#### [Stated problem 1]
Reproduce the listing without changes, from its first line through the line that contains "y-tick-label: 15 xyxy=(174,448,192,464)", including both of those lines.

#### [Passage provided]
* START *

For Palmer, her sustainability efforts were inspired by her time at App State, where she graduated cum laude in 1998 with a Bachelor of Fine Arts in studio art, with a focus in textiles, fibers and metalsmithing.
“I feel like there was a sustainability movement at App State before sustainability was even a word,” said Palmer. “People in the community found a means of making things work with what they had, and that’s always been a really big philosophy of mine.”
Palmer is originally from East Tennessee, so she always had a good sense of the history behind Appalachian arts and crafts, as well as the sustainable use of materials in traditions like weaving and metalsmithing, she shared.
“To be able to get tied into that cultural heritage from growing up in the area has really benefited how I think about things,” she said. “Now that I’ve moved away, I truly see how important it was and I take that with me everywhere I go.”
After graduating from App State, Palmer continued her education at the Art Institute of Chicago, where she received her master’s degree in textiles. She then quickly dove into the apparel industry, with a focus on pigments and dyes.
In 2010, Palmer opened Noon Design Studio in Los Angeles — the first dye house in the U.S. to specialize in using plant- and insect-based dyes.
“Those dyes are really beautiful, but the problem is they’re not particularly scalable for the larger apparel market, and they are also expensive and tend to fade quickly,” she said. “That’s when I started to have the idea that I would really like to make a high-performing, cost-competitive, scalable and bio-based pigment that could really have an impact.”

* END *

Data entries
* START *

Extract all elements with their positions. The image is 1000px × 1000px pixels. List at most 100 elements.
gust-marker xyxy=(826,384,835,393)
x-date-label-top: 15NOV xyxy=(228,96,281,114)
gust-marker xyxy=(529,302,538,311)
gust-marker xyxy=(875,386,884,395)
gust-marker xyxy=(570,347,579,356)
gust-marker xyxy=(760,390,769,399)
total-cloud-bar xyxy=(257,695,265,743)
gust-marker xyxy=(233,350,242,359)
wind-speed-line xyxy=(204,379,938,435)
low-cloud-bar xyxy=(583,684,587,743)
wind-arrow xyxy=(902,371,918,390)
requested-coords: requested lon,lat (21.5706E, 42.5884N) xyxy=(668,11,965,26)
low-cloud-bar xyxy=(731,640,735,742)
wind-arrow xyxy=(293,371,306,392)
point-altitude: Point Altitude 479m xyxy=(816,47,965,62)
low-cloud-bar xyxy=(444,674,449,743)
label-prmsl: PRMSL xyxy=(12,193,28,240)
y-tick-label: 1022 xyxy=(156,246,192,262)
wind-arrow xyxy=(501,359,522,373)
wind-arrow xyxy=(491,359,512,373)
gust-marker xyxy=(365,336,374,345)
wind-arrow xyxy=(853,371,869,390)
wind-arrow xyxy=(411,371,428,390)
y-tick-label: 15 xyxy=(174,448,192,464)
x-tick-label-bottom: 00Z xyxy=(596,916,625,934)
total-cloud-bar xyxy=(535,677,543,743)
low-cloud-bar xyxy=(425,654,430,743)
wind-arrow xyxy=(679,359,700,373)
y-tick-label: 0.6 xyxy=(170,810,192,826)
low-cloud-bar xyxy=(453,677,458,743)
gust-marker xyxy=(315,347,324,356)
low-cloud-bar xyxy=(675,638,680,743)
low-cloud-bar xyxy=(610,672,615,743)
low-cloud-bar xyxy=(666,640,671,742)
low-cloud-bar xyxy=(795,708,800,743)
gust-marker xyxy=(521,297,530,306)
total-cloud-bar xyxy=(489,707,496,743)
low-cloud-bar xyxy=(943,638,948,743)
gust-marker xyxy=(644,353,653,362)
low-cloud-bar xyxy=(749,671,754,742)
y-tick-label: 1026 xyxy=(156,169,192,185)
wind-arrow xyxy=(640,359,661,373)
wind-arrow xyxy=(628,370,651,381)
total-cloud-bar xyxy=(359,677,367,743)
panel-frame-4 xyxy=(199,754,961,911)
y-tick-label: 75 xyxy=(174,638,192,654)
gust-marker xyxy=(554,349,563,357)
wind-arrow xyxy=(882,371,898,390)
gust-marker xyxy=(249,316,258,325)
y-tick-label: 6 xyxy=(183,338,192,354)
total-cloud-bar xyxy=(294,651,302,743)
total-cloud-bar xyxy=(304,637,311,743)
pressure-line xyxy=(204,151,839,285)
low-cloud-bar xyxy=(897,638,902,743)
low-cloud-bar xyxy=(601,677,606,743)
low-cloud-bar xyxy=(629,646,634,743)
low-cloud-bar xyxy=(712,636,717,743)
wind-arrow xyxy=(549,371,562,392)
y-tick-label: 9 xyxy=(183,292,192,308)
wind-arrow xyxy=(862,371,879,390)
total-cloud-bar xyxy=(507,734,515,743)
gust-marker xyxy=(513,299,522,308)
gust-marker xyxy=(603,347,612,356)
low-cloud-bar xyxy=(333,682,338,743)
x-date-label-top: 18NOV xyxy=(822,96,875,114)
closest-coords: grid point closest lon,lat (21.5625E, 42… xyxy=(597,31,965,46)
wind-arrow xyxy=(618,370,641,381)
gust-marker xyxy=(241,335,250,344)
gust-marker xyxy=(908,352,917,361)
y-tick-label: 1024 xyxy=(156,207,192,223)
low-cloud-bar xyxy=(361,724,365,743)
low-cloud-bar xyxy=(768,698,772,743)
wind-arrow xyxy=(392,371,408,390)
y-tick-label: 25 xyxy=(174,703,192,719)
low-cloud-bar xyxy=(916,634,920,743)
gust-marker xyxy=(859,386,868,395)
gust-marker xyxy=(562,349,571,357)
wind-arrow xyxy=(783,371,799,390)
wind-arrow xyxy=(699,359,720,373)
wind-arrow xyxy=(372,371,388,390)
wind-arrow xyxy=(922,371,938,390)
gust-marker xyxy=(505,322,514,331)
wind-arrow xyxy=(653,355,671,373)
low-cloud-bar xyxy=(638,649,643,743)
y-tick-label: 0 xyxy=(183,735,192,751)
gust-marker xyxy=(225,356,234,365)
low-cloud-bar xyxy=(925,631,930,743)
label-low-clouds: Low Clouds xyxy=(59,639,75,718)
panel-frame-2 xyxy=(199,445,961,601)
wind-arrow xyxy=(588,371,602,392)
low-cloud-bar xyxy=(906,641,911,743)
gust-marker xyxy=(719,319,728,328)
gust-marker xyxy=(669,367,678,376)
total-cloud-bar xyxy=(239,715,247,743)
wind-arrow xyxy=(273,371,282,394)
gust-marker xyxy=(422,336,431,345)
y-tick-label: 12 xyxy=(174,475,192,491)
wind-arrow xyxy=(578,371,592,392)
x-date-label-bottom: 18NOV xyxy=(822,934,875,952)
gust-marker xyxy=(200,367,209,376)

* END *

#### [Stated problem 2]
In the passage on Palmer's sustainability work, what was the first dye house in the U.S. to specialize in plant- and insect-based dyes?

#### [Correct answer 1]
Extract all elements with their positions. The image is 1000px × 1000px pixels. List at most 100 elements.
gust-marker xyxy=(826,384,835,393)
x-date-label-top: 15NOV xyxy=(228,96,281,114)
gust-marker xyxy=(529,302,538,311)
gust-marker xyxy=(875,386,884,395)
gust-marker xyxy=(570,347,579,356)
gust-marker xyxy=(760,390,769,399)
total-cloud-bar xyxy=(257,695,265,743)
gust-marker xyxy=(233,350,242,359)
wind-speed-line xyxy=(204,379,938,435)
low-cloud-bar xyxy=(583,684,587,743)
wind-arrow xyxy=(902,371,918,390)
requested-coords: requested lon,lat (21.5706E, 42.5884N) xyxy=(668,11,965,26)
low-cloud-bar xyxy=(731,640,735,742)
wind-arrow xyxy=(293,371,306,392)
point-altitude: Point Altitude 479m xyxy=(816,47,965,62)
low-cloud-bar xyxy=(444,674,449,743)
label-prmsl: PRMSL xyxy=(12,193,28,240)
y-tick-label: 1022 xyxy=(156,246,192,262)
wind-arrow xyxy=(501,359,522,373)
wind-arrow xyxy=(491,359,512,373)
gust-marker xyxy=(365,336,374,345)
wind-arrow xyxy=(853,371,869,390)
wind-arrow xyxy=(411,371,428,390)
y-tick-label: 15 xyxy=(174,448,192,464)

#### [Correct answer 2]
Noon Design Studio, which Palmer opened in Los Angeles in 2010.